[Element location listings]
■ ■ ■

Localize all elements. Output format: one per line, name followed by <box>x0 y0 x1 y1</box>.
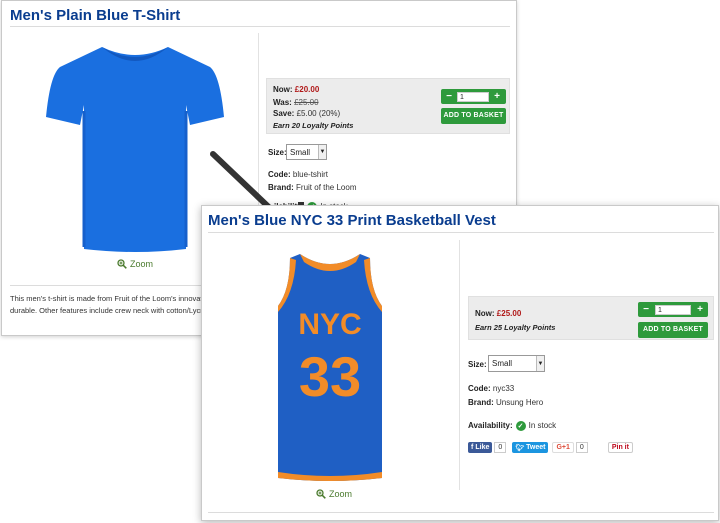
zoom-icon <box>316 489 326 499</box>
zoom-label: Zoom <box>130 259 154 269</box>
zoom-label: Zoom <box>329 489 353 499</box>
vest-letters: NYC <box>298 308 361 341</box>
zoom-link[interactable]: Zoom <box>316 489 352 499</box>
loyalty-points: Earn 20 Loyalty Points <box>273 121 354 130</box>
product-code: Code: blue-tshirt <box>268 170 328 179</box>
code-label: Code: <box>468 384 491 393</box>
bottom-divider <box>208 512 714 513</box>
pinterest-button[interactable]: Pin it <box>607 442 633 453</box>
brand-label: Brand: <box>268 183 294 192</box>
chevron-down-icon: ▼ <box>536 356 544 371</box>
size-label: Size: <box>468 360 487 369</box>
product-card-vest: Men's Blue NYC 33 Print Basketball Vest … <box>201 205 719 521</box>
like-count: 0 <box>494 442 507 453</box>
size-selected: Small <box>290 147 311 157</box>
quantity-input[interactable]: 1 <box>655 304 691 315</box>
description-line-2: durable. Other features include crew nec… <box>10 306 207 315</box>
add-to-basket-button[interactable]: ADD TO BASKET <box>441 108 506 124</box>
size-select[interactable]: Small ▼ <box>488 355 545 372</box>
qty-minus-button[interactable]: − <box>641 304 651 315</box>
loyalty-points: Earn 25 Loyalty Points <box>475 323 556 332</box>
product-code: Code: nyc33 <box>468 384 514 393</box>
price-was: Was: £25.00 <box>273 98 319 107</box>
price-now-value: £25.00 <box>496 309 522 318</box>
code-value: blue-tshirt <box>292 170 329 179</box>
price-now-value: £20.00 <box>294 85 320 94</box>
qty-plus-button[interactable]: + <box>492 91 502 102</box>
stock-value: In stock <box>528 421 557 431</box>
qty-minus-button[interactable]: − <box>444 91 454 102</box>
size-select[interactable]: Small ▼ <box>286 144 327 160</box>
qty-plus-button[interactable]: + <box>695 304 705 315</box>
page-title: Men's Plain Blue T-Shirt <box>10 7 181 24</box>
quantity-input[interactable]: 1 <box>457 91 489 102</box>
price-panel: Now: £25.00 Earn 25 Loyalty Points − 1 +… <box>468 296 714 340</box>
gplus-count: 0 <box>575 442 588 453</box>
facebook-like-button[interactable]: f Like <box>468 442 493 453</box>
twitter-icon: 🐦︎ <box>515 444 525 452</box>
facebook-icon: f <box>471 444 474 451</box>
price-now-label: Now: <box>475 309 495 318</box>
title-divider <box>208 232 714 233</box>
zoom-link[interactable]: Zoom <box>117 259 153 269</box>
size-label: Size: <box>268 148 287 157</box>
quantity-stepper: − 1 + <box>441 89 506 104</box>
page-title: Men's Blue NYC 33 Print Basketball Vest <box>208 212 496 229</box>
price-save-label: Save: <box>273 109 295 118</box>
price-now: Now: £25.00 <box>475 309 521 318</box>
quantity-stepper: − 1 + <box>638 302 708 317</box>
check-icon: ✓ <box>515 421 526 431</box>
price-now: Now: £20.00 <box>273 85 319 94</box>
code-value: nyc33 <box>492 384 515 393</box>
title-divider <box>10 26 510 27</box>
brand-value: Unsung Hero <box>496 398 544 407</box>
like-label: Like <box>475 444 490 451</box>
product-brand: Brand: Fruit of the Loom <box>268 183 357 192</box>
tweet-button[interactable]: 🐦︎ Tweet <box>512 442 549 453</box>
chevron-down-icon: ▼ <box>318 145 326 159</box>
column-divider <box>459 240 460 490</box>
vest-number: 33 <box>299 345 361 408</box>
product-image-vest[interactable]: NYC 33 <box>270 250 390 484</box>
price-save-value: £5.00 (20%) <box>296 109 341 118</box>
price-now-label: Now: <box>273 85 293 94</box>
brand-label: Brand: <box>468 398 494 407</box>
price-was-value: £25.00 <box>294 98 319 107</box>
brand-value: Fruit of the Loom <box>296 183 357 192</box>
size-selected: Small <box>492 359 513 368</box>
price-panel: Now: £20.00 Was: £25.00 Save: £5.00 (20%… <box>266 78 510 134</box>
code-label: Code: <box>268 170 291 179</box>
price-save: Save: £5.00 (20%) <box>273 109 340 118</box>
google-plus-button[interactable]: G+1 <box>552 442 574 453</box>
price-was-label: Was: <box>273 98 292 107</box>
availability: Availability: ✓ In stock <box>468 421 556 431</box>
availability-label: Availability: <box>468 421 513 431</box>
product-brand: Brand: Unsung Hero <box>468 398 543 407</box>
zoom-icon <box>117 259 127 269</box>
add-to-basket-button[interactable]: ADD TO BASKET <box>638 322 708 338</box>
social-share-bar: f Like 0 🐦︎ Tweet G+1 0 Pin it <box>468 442 633 453</box>
description-line-1: This men's t-shirt is made from Fruit of… <box>10 294 203 303</box>
tweet-label: Tweet <box>526 444 546 451</box>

■ ■ ■

* Task brief
Rewrite every entry with "Localize" swapped for "Locate" and everything else left as it is. Omit the pictures.

* Exercise answer
Locate all elements. Output format: one per line, name followed by <box>x0 y0 x1 y1</box>.
zoom-icon <box>316 489 326 499</box>
zoom-label: Zoom <box>130 259 154 269</box>
zoom-label: Zoom <box>329 489 353 499</box>
vest-letters: NYC <box>298 308 361 341</box>
zoom-link[interactable]: Zoom <box>316 489 352 499</box>
loyalty-points: Earn 20 Loyalty Points <box>273 121 354 130</box>
product-code: Code: blue-tshirt <box>268 170 328 179</box>
code-label: Code: <box>468 384 491 393</box>
bottom-divider <box>208 512 714 513</box>
pinterest-button[interactable]: Pin it <box>607 442 633 453</box>
brand-label: Brand: <box>268 183 294 192</box>
chevron-down-icon: ▼ <box>536 356 544 371</box>
size-label: Size: <box>468 360 487 369</box>
product-card-vest: Men's Blue NYC 33 Print Basketball Vest … <box>201 205 719 521</box>
like-count: 0 <box>494 442 507 453</box>
size-selected: Small <box>290 147 311 157</box>
quantity-input[interactable]: 1 <box>655 304 691 315</box>
description-line-2: durable. Other features include crew nec… <box>10 306 207 315</box>
add-to-basket-button[interactable]: ADD TO BASKET <box>441 108 506 124</box>
size-select[interactable]: Small ▼ <box>488 355 545 372</box>
qty-minus-button[interactable]: − <box>641 304 651 315</box>
loyalty-points: Earn 25 Loyalty Points <box>475 323 556 332</box>
product-code: Code: nyc33 <box>468 384 514 393</box>
price-was: Was: £25.00 <box>273 98 319 107</box>
price-now-value: £25.00 <box>496 309 522 318</box>
code-value: blue-tshirt <box>292 170 329 179</box>
price-now-value: £20.00 <box>294 85 320 94</box>
qty-plus-button[interactable]: + <box>492 91 502 102</box>
stock-value: In stock <box>528 421 557 431</box>
qty-minus-button[interactable]: − <box>444 91 454 102</box>
size-select[interactable]: Small ▼ <box>286 144 327 160</box>
qty-plus-button[interactable]: + <box>695 304 705 315</box>
page-title: Men's Plain Blue T-Shirt <box>10 7 181 24</box>
quantity-input[interactable]: 1 <box>457 91 489 102</box>
price-panel: Now: £25.00 Earn 25 Loyalty Points − 1 +… <box>468 296 714 340</box>
gplus-count: 0 <box>575 442 588 453</box>
facebook-like-button[interactable]: f Like <box>468 442 493 453</box>
twitter-icon: 🐦︎ <box>515 444 525 452</box>
facebook-icon: f <box>471 444 474 451</box>
price-now-label: Now: <box>475 309 495 318</box>
title-divider <box>208 232 714 233</box>
zoom-link[interactable]: Zoom <box>117 259 153 269</box>
size-label: Size: <box>268 148 287 157</box>
quantity-stepper: − 1 + <box>441 89 506 104</box>
page-title: Men's Blue NYC 33 Print Basketball Vest <box>208 212 496 229</box>
price-save-label: Save: <box>273 109 295 118</box>
price-now: Now: £25.00 <box>475 309 521 318</box>
quantity-stepper: − 1 + <box>638 302 708 317</box>
check-icon: ✓ <box>515 421 526 431</box>
price-now: Now: £20.00 <box>273 85 319 94</box>
code-value: nyc33 <box>492 384 515 393</box>
title-divider <box>10 26 510 27</box>
brand-value: Unsung Hero <box>496 398 544 407</box>
like-label: Like <box>475 444 490 451</box>
product-brand: Brand: Fruit of the Loom <box>268 183 357 192</box>
tweet-button[interactable]: 🐦︎ Tweet <box>512 442 549 453</box>
chevron-down-icon: ▼ <box>318 145 326 159</box>
column-divider <box>459 240 460 490</box>
vest-number: 33 <box>299 345 361 408</box>
product-image-vest[interactable]: NYC 33 <box>270 250 390 484</box>
price-save-value: £5.00 (20%) <box>296 109 341 118</box>
price-now-label: Now: <box>273 85 293 94</box>
brand-label: Brand: <box>468 398 494 407</box>
price-was-value: £25.00 <box>294 98 319 107</box>
brand-value: Fruit of the Loom <box>296 183 357 192</box>
size-selected: Small <box>492 359 513 368</box>
price-panel: Now: £20.00 Was: £25.00 Save: £5.00 (20%… <box>266 78 510 134</box>
code-label: Code: <box>268 170 291 179</box>
price-save: Save: £5.00 (20%) <box>273 109 340 118</box>
google-plus-button[interactable]: G+1 <box>552 442 574 453</box>
price-was-label: Was: <box>273 98 292 107</box>
availability: Availability: ✓ In stock <box>468 421 556 431</box>
availability-label: Availability: <box>468 421 513 431</box>
product-brand: Brand: Unsung Hero <box>468 398 543 407</box>
zoom-icon <box>117 259 127 269</box>
add-to-basket-button[interactable]: ADD TO BASKET <box>638 322 708 338</box>
social-share-bar: f Like 0 🐦︎ Tweet G+1 0 Pin it <box>468 442 633 453</box>
description-line-1: This men's t-shirt is made from Fruit of… <box>10 294 203 303</box>
tweet-label: Tweet <box>526 444 546 451</box>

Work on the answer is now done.